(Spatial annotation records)
## start

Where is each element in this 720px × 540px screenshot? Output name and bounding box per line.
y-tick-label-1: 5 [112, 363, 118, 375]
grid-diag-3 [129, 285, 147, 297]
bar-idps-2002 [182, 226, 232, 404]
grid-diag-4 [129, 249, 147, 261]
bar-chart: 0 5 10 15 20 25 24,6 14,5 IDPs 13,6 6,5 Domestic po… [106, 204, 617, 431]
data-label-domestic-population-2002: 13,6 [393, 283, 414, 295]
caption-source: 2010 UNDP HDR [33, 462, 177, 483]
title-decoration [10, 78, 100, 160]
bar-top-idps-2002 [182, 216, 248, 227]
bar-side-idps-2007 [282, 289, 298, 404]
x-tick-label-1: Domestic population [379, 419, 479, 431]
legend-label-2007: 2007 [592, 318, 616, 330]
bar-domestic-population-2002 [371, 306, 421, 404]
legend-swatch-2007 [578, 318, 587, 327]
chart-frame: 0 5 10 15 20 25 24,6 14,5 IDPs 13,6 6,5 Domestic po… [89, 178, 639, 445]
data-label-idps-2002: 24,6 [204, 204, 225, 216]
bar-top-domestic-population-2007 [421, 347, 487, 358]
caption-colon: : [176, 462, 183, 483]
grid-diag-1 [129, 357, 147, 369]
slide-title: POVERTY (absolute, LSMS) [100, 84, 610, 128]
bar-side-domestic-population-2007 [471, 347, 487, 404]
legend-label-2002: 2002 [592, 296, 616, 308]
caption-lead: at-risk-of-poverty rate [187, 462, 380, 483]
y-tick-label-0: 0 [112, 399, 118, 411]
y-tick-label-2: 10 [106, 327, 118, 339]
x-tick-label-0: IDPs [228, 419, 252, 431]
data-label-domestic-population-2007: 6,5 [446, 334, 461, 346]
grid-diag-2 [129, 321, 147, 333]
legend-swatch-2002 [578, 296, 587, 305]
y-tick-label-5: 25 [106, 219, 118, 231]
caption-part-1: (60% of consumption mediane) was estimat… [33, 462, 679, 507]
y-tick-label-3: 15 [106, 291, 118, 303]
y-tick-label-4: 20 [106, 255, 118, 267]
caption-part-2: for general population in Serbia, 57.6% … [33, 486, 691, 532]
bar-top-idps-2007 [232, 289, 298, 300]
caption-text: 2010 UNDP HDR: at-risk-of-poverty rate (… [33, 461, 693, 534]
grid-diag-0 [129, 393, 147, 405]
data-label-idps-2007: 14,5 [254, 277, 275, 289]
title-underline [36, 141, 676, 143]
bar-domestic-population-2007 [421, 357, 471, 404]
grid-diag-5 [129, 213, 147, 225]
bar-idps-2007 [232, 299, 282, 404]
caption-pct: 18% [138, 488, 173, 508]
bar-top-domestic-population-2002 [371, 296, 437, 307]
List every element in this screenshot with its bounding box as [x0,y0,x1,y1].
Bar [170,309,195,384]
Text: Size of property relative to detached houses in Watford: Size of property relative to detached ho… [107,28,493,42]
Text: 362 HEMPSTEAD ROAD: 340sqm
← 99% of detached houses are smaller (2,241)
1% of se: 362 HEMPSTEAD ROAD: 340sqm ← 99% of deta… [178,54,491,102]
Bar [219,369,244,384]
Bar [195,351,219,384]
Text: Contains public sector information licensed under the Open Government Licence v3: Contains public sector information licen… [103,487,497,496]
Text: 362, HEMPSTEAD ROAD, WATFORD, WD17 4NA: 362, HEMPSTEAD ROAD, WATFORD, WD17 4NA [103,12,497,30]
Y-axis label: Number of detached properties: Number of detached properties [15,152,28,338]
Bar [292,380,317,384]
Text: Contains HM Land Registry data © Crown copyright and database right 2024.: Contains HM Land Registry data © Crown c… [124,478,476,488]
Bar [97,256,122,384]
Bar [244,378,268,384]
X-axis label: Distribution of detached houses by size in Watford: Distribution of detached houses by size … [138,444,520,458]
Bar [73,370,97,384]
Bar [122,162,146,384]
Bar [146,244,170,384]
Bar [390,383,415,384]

## end

■ DESCRIPTION OF THE TASK ■
Print every line above again, in the same order and without changing a character.

■ REPLY ■
Where is each element in this 720px × 540px screenshot? Output name and bounding box per line.
y-tick-label-1: 5 [112, 363, 118, 375]
grid-diag-3 [129, 285, 147, 297]
bar-idps-2002 [182, 226, 232, 404]
grid-diag-4 [129, 249, 147, 261]
bar-chart: 0 5 10 15 20 25 24,6 14,5 IDPs 13,6 6,5 Domestic po… [106, 204, 617, 431]
data-label-domestic-population-2002: 13,6 [393, 283, 414, 295]
caption-source: 2010 UNDP HDR [33, 462, 177, 483]
title-decoration [10, 78, 100, 160]
bar-top-idps-2002 [182, 216, 248, 227]
bar-side-idps-2007 [282, 289, 298, 404]
x-tick-label-1: Domestic population [379, 419, 479, 431]
legend-label-2007: 2007 [592, 318, 616, 330]
bar-domestic-population-2002 [371, 306, 421, 404]
legend-swatch-2007 [578, 318, 587, 327]
chart-frame: 0 5 10 15 20 25 24,6 14,5 IDPs 13,6 6,5 Domestic po… [89, 178, 639, 445]
data-label-idps-2002: 24,6 [204, 204, 225, 216]
bar-top-domestic-population-2007 [421, 347, 487, 358]
caption-colon: : [176, 462, 183, 483]
grid-diag-1 [129, 357, 147, 369]
slide-title: POVERTY (absolute, LSMS) [100, 84, 610, 128]
bar-side-domestic-population-2007 [471, 347, 487, 404]
legend-label-2002: 2002 [592, 296, 616, 308]
caption-lead: at-risk-of-poverty rate [187, 462, 380, 483]
y-tick-label-0: 0 [112, 399, 118, 411]
y-tick-label-2: 10 [106, 327, 118, 339]
x-tick-label-0: IDPs [228, 419, 252, 431]
data-label-domestic-population-2007: 6,5 [446, 334, 461, 346]
grid-diag-2 [129, 321, 147, 333]
legend-swatch-2002 [578, 296, 587, 305]
y-tick-label-5: 25 [106, 219, 118, 231]
caption-part-1: (60% of consumption mediane) was estimat… [33, 462, 679, 507]
y-tick-label-3: 15 [106, 291, 118, 303]
y-tick-label-4: 20 [106, 255, 118, 267]
caption-part-2: for general population in Serbia, 57.6% … [33, 486, 691, 532]
bar-top-idps-2007 [232, 289, 298, 300]
caption-text: 2010 UNDP HDR: at-risk-of-poverty rate (… [33, 461, 693, 534]
grid-diag-0 [129, 393, 147, 405]
data-label-idps-2007: 14,5 [254, 277, 275, 289]
title-underline [36, 141, 676, 143]
bar-domestic-population-2007 [421, 357, 471, 404]
grid-diag-5 [129, 213, 147, 225]
bar-idps-2007 [232, 299, 282, 404]
caption-pct: 18% [138, 488, 173, 508]
bar-top-domestic-population-2002 [371, 296, 437, 307]
List every element in this screenshot with its bounding box as [x0,y0,x1,y1].
Bar [170,309,195,384]
Text: Size of property relative to detached houses in Watford: Size of property relative to detached ho… [107,28,493,42]
Text: 362 HEMPSTEAD ROAD: 340sqm
← 99% of detached houses are smaller (2,241)
1% of se: 362 HEMPSTEAD ROAD: 340sqm ← 99% of deta… [178,54,491,102]
Bar [219,369,244,384]
Bar [195,351,219,384]
Text: Contains public sector information licensed under the Open Government Licence v3: Contains public sector information licen… [103,487,497,496]
Text: 362, HEMPSTEAD ROAD, WATFORD, WD17 4NA: 362, HEMPSTEAD ROAD, WATFORD, WD17 4NA [103,12,497,30]
Y-axis label: Number of detached properties: Number of detached properties [15,152,28,338]
Bar [292,380,317,384]
Text: Contains HM Land Registry data © Crown copyright and database right 2024.: Contains HM Land Registry data © Crown c… [124,478,476,488]
Bar [97,256,122,384]
Bar [244,378,268,384]
X-axis label: Distribution of detached houses by size in Watford: Distribution of detached houses by size … [138,444,520,458]
Bar [73,370,97,384]
Bar [122,162,146,384]
Bar [146,244,170,384]
Bar [390,383,415,384]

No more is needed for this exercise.